» **EXERCISE**: Write out the listing in full, matching it word for word.

Items listed in a dataset
#####
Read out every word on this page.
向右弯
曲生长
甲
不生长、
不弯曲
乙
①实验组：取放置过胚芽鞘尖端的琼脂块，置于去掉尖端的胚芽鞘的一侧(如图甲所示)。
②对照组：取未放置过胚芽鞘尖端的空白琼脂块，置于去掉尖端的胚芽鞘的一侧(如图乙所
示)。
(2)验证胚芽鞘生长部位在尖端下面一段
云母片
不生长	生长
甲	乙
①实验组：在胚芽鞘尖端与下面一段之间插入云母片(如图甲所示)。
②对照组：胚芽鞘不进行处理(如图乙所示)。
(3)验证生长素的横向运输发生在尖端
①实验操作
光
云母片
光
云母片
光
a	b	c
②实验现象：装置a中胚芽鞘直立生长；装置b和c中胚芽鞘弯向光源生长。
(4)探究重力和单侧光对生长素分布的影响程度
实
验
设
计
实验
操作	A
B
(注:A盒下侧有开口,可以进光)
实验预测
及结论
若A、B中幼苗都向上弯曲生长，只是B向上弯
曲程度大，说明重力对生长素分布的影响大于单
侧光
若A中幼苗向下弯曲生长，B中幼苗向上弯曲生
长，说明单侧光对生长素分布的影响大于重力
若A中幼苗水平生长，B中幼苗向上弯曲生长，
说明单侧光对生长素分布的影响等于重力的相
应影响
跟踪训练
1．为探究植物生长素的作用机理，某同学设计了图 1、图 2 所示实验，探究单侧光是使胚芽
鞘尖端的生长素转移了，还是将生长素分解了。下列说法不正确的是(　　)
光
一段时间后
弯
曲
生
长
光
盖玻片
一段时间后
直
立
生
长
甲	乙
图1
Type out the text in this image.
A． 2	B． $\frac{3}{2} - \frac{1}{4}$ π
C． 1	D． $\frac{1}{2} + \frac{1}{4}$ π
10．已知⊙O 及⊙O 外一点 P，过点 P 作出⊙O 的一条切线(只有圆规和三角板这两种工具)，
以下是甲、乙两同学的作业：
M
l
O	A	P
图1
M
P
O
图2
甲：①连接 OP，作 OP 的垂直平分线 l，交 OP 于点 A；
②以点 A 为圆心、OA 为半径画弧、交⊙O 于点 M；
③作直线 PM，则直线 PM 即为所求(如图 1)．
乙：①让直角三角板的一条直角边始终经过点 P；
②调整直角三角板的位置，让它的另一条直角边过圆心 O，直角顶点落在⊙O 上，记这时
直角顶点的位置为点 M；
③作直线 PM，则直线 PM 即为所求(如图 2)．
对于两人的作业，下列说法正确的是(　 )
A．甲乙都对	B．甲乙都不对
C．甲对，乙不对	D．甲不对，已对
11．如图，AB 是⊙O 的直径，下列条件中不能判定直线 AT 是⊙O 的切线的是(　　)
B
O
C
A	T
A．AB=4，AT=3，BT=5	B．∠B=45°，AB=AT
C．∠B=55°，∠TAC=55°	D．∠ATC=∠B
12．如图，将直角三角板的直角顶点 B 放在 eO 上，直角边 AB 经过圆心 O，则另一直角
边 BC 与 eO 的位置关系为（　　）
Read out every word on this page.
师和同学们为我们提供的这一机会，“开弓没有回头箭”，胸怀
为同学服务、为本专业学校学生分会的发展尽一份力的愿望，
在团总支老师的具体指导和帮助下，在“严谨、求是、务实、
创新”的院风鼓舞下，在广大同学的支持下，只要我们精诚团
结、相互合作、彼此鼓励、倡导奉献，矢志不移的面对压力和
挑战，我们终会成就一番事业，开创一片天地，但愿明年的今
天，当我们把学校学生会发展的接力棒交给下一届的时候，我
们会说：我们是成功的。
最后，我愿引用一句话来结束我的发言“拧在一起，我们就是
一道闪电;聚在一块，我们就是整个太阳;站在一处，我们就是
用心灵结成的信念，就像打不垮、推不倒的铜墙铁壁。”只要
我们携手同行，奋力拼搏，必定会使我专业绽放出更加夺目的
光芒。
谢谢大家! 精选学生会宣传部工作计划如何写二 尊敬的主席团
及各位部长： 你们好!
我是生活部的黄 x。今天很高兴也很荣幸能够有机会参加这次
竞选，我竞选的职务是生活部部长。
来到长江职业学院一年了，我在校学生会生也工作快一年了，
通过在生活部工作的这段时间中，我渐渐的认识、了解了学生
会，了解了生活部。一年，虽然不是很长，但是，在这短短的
#####
» **EXPECTED OUTPUT**:
Read out every word on this page.
向右弯
曲生长
甲
不生长、
不弯曲
乙
①实验组：取放置过胚芽鞘尖端的琼脂块，置于去掉尖端的胚芽鞘的一侧(如图甲所示)。
②对照组：取未放置过胚芽鞘尖端的空白琼脂块，置于去掉尖端的胚芽鞘的一侧(如图乙所
示)。
(2)验证胚芽鞘生长部位在尖端下面一段
云母片
不生长	生长
甲	乙
①实验组：在胚芽鞘尖端与下面一段之间插入云母片(如图甲所示)。
②对照组：胚芽鞘不进行处理(如图乙所示)。
(3)验证生长素的横向运输发生在尖端
①实验操作
光
云母片
光
云母片
光
a	b	c
②实验现象：装置a中胚芽鞘直立生长；装置b和c中胚芽鞘弯向光源生长。
(4)探究重力和单侧光对生长素分布的影响程度
实
验
设
计
实验
操作	A
B
(注:A盒下侧有开口,可以进光)
实验预测
及结论
若A、B中幼苗都向上弯曲生长，只是B向上弯
曲程度大，说明重力对生长素分布的影响大于单
侧光
若A中幼苗向下弯曲生长，B中幼苗向上弯曲生
长，说明单侧光对生长素分布的影响大于重力
若A中幼苗水平生长，B中幼苗向上弯曲生长，
说明单侧光对生长素分布的影响等于重力的相
应影响
跟踪训练
1．为探究植物生长素的作用机理，某同学设计了图 1、图 2 所示实验，探究单侧光是使胚芽
鞘尖端的生长素转移了，还是将生长素分解了。下列说法不正确的是(　　)
光
一段时间后
弯
曲
生
长
光
盖玻片
一段时间后
直
立
生
长
甲	乙
图1
Type out the text in this image.
A． 2	B． $\frac{3}{2} - \frac{1}{4}$ π
C． 1	D． $\frac{1}{2} + \frac{1}{4}$ π
10．已知⊙O 及⊙O 外一点 P，过点 P 作出⊙O 的一条切线(只有圆规和三角板这两种工具)，
以下是甲、乙两同学的作业：
M
l
O	A	P
图1
M
P
O
图2
甲：①连接 OP，作 OP 的垂直平分线 l，交 OP 于点 A；
②以点 A 为圆心、OA 为半径画弧、交⊙O 于点 M；
③作直线 PM，则直线 PM 即为所求(如图 1)．
乙：①让直角三角板的一条直角边始终经过点 P；
②调整直角三角板的位置，让它的另一条直角边过圆心 O，直角顶点落在⊙O 上，记这时
直角顶点的位置为点 M；
③作直线 PM，则直线 PM 即为所求(如图 2)．
对于两人的作业，下列说法正确的是(　 )
A．甲乙都对	B．甲乙都不对
C．甲对，乙不对	D．甲不对，已对
11．如图，AB 是⊙O 的直径，下列条件中不能判定直线 AT 是⊙O 的切线的是(　　)
B
O
C
A	T
A．AB=4，AT=3，BT=5	B．∠B=45°，AB=AT
C．∠B=55°，∠TAC=55°	D．∠ATC=∠B
12．如图，将直角三角板的直角顶点 B 放在 eO 上，直角边 AB 经过圆心 O，则另一直角
边 BC 与 eO 的位置关系为（　　）
Read out every word on this page.
师和同学们为我们提供的这一机会，“开弓没有回头箭”，胸怀
为同学服务、为本专业学校学生分会的发展尽一份力的愿望，
在团总支老师的具体指导和帮助下，在“严谨、求是、务实、
创新”的院风鼓舞下，在广大同学的支持下，只要我们精诚团
结、相互合作、彼此鼓励、倡导奉献，矢志不移的面对压力和
挑战，我们终会成就一番事业，开创一片天地，但愿明年的今
天，当我们把学校学生会发展的接力棒交给下一届的时候，我
们会说：我们是成功的。
最后，我愿引用一句话来结束我的发言“拧在一起，我们就是
一道闪电;聚在一块，我们就是整个太阳;站在一处，我们就是
用心灵结成的信念，就像打不垮、推不倒的铜墙铁壁。”只要
我们携手同行，奋力拼搏，必定会使我专业绽放出更加夺目的
光芒。
谢谢大家! 精选学生会宣传部工作计划如何写二 尊敬的主席团
及各位部长： 你们好!
我是生活部的黄 x。今天很高兴也很荣幸能够有机会参加这次
竞选，我竞选的职务是生活部部长。
来到长江职业学院一年了，我在校学生会生也工作快一年了，
通过在生活部工作的这段时间中，我渐渐的认识、了解了学生
会，了解了生活部。一年，虽然不是很长，但是，在这短短的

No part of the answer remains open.